* **What the task asks**
Write out the data below in full. Keep it exact.

* **Supplied information**
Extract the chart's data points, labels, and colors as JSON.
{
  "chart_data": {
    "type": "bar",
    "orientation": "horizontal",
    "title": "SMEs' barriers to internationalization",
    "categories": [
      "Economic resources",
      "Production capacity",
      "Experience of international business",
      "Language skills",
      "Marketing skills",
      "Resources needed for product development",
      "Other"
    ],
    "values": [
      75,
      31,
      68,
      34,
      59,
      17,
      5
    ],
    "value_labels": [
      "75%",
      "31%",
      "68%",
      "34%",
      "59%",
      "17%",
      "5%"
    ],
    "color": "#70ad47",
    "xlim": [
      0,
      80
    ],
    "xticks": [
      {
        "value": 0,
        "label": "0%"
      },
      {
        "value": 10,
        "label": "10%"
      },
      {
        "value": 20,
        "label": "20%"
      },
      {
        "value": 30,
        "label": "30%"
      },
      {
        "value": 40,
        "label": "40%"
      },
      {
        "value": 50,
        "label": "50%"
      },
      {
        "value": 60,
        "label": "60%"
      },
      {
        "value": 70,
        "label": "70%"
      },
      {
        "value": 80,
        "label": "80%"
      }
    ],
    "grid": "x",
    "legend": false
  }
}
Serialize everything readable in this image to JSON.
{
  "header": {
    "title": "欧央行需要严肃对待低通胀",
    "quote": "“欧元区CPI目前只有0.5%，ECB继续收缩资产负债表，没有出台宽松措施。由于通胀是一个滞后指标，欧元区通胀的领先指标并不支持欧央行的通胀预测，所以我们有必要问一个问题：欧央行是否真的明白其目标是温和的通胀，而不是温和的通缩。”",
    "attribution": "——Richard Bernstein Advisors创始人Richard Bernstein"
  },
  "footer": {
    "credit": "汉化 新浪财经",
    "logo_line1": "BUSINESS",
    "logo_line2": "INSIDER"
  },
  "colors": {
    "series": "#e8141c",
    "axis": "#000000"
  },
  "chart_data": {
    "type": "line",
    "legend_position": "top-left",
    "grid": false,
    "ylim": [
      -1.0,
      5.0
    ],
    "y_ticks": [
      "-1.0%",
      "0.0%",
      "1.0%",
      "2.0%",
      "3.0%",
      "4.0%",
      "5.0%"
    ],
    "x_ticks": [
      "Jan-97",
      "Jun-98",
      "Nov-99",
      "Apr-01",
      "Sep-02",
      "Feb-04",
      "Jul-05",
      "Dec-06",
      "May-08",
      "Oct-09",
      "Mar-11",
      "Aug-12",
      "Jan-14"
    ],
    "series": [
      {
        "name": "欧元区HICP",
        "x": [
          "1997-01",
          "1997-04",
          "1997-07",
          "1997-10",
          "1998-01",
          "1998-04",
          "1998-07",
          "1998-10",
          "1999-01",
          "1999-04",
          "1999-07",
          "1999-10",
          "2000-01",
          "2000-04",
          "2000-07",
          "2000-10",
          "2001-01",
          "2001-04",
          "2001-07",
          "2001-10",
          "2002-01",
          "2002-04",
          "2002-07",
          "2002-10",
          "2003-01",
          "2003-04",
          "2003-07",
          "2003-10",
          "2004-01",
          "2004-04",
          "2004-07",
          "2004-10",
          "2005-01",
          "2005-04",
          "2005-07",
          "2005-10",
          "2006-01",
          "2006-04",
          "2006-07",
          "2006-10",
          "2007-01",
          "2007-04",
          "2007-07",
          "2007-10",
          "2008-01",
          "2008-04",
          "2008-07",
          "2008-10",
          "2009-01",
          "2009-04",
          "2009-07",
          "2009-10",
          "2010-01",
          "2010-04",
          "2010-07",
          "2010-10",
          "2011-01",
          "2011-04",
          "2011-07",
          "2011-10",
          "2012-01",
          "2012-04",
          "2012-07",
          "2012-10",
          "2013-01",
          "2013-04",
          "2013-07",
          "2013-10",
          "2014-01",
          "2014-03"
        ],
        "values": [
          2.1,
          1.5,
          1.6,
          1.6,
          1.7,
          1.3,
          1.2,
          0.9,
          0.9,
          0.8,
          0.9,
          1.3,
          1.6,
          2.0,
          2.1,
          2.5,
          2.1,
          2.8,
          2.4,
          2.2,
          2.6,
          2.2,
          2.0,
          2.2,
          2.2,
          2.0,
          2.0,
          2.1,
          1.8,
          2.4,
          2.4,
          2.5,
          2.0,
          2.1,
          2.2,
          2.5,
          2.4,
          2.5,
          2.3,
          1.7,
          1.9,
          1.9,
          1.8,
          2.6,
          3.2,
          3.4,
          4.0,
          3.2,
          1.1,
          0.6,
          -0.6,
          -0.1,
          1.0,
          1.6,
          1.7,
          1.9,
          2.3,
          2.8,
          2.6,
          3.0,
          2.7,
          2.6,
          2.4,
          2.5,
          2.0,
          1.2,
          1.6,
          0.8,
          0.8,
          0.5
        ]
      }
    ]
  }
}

* **Answer to this problem**
Extract the chart's data points, labels, and colors as JSON.
{
  "chart_data": {
    "type": "bar",
    "orientation": "horizontal",
    "title": "SMEs' barriers to internationalization",
    "categories": [
      "Economic resources",
      "Production capacity",
      "Experience of international business",
      "Language skills",
      "Marketing skills",
      "Resources needed for product development",
      "Other"
    ],
    "values": [
      75,
      31,
      68,
      34,
      59,
      17,
      5
    ],
    "value_labels": [
      "75%",
      "31%",
      "68%",
      "34%",
      "59%",
      "17%",
      "5%"
    ],
    "color": "#70ad47",
    "xlim": [
      0,
      80
    ],
    "xticks": [
      {
        "value": 0,
        "label": "0%"
      },
      {
        "value": 10,
        "label": "10%"
      },
      {
        "value": 20,
        "label": "20%"
      },
      {
        "value": 30,
        "label": "30%"
      },
      {
        "value": 40,
        "label": "40%"
      },
      {
        "value": 50,
        "label": "50%"
      },
      {
        "value": 60,
        "label": "60%"
      },
      {
        "value": 70,
        "label": "70%"
      },
      {
        "value": 80,
        "label": "80%"
      }
    ],
    "grid": "x",
    "legend": false
  }
}
Serialize everything readable in this image to JSON.
{
  "header": {
    "title": "欧央行需要严肃对待低通胀",
    "quote": "“欧元区CPI目前只有0.5%，ECB继续收缩资产负债表，没有出台宽松措施。由于通胀是一个滞后指标，欧元区通胀的领先指标并不支持欧央行的通胀预测，所以我们有必要问一个问题：欧央行是否真的明白其目标是温和的通胀，而不是温和的通缩。”",
    "attribution": "——Richard Bernstein Advisors创始人Richard Bernstein"
  },
  "footer": {
    "credit": "汉化 新浪财经",
    "logo_line1": "BUSINESS",
    "logo_line2": "INSIDER"
  },
  "colors": {
    "series": "#e8141c",
    "axis": "#000000"
  },
  "chart_data": {
    "type": "line",
    "legend_position": "top-left",
    "grid": false,
    "ylim": [
      -1.0,
      5.0
    ],
    "y_ticks": [
      "-1.0%",
      "0.0%",
      "1.0%",
      "2.0%",
      "3.0%",
      "4.0%",
      "5.0%"
    ],
    "x_ticks": [
      "Jan-97",
      "Jun-98",
      "Nov-99",
      "Apr-01",
      "Sep-02",
      "Feb-04",
      "Jul-05",
      "Dec-06",
      "May-08",
      "Oct-09",
      "Mar-11",
      "Aug-12",
      "Jan-14"
    ],
    "series": [
      {
        "name": "欧元区HICP",
        "x": [
          "1997-01",
          "1997-04",
          "1997-07",
          "1997-10",
          "1998-01",
          "1998-04",
          "1998-07",
          "1998-10",
          "1999-01",
          "1999-04",
          "1999-07",
          "1999-10",
          "2000-01",
          "2000-04",
          "2000-07",
          "2000-10",
          "2001-01",
          "2001-04",
          "2001-07",
          "2001-10",
          "2002-01",
          "2002-04",
          "2002-07",
          "2002-10",
          "2003-01",
          "2003-04",
          "2003-07",
          "2003-10",
          "2004-01",
          "2004-04",
          "2004-07",
          "2004-10",
          "2005-01",
          "2005-04",
          "2005-07",
          "2005-10",
          "2006-01",
          "2006-04",
          "2006-07",
          "2006-10",
          "2007-01",
          "2007-04",
          "2007-07",
          "2007-10",
          "2008-01",
          "2008-04",
          "2008-07",
          "2008-10",
          "2009-01",
          "2009-04",
          "2009-07",
          "2009-10",
          "2010-01",
          "2010-04",
          "2010-07",
          "2010-10",
          "2011-01",
          "2011-04",
          "2011-07",
          "2011-10",
          "2012-01",
          "2012-04",
          "2012-07",
          "2012-10",
          "2013-01",
          "2013-04",
          "2013-07",
          "2013-10",
          "2014-01",
          "2014-03"
        ],
        "values": [
          2.1,
          1.5,
          1.6,
          1.6,
          1.7,
          1.3,
          1.2,
          0.9,
          0.9,
          0.8,
          0.9,
          1.3,
          1.6,
          2.0,
          2.1,
          2.5,
          2.1,
          2.8,
          2.4,
          2.2,
          2.6,
          2.2,
          2.0,
          2.2,
          2.2,
          2.0,
          2.0,
          2.1,
          1.8,
          2.4,
          2.4,
          2.5,
          2.0,
          2.1,
          2.2,
          2.5,
          2.4,
          2.5,
          2.3,
          1.7,
          1.9,
          1.9,
          1.8,
          2.6,
          3.2,
          3.4,
          4.0,
          3.2,
          1.1,
          0.6,
          -0.6,
          -0.1,
          1.0,
          1.6,
          1.7,
          1.9,
          2.3,
          2.8,
          2.6,
          3.0,
          2.7,
          2.6,
          2.4,
          2.5,
          2.0,
          1.2,
          1.6,
          0.8,
          0.8,
          0.5
        ]
      }
    ]
  }
}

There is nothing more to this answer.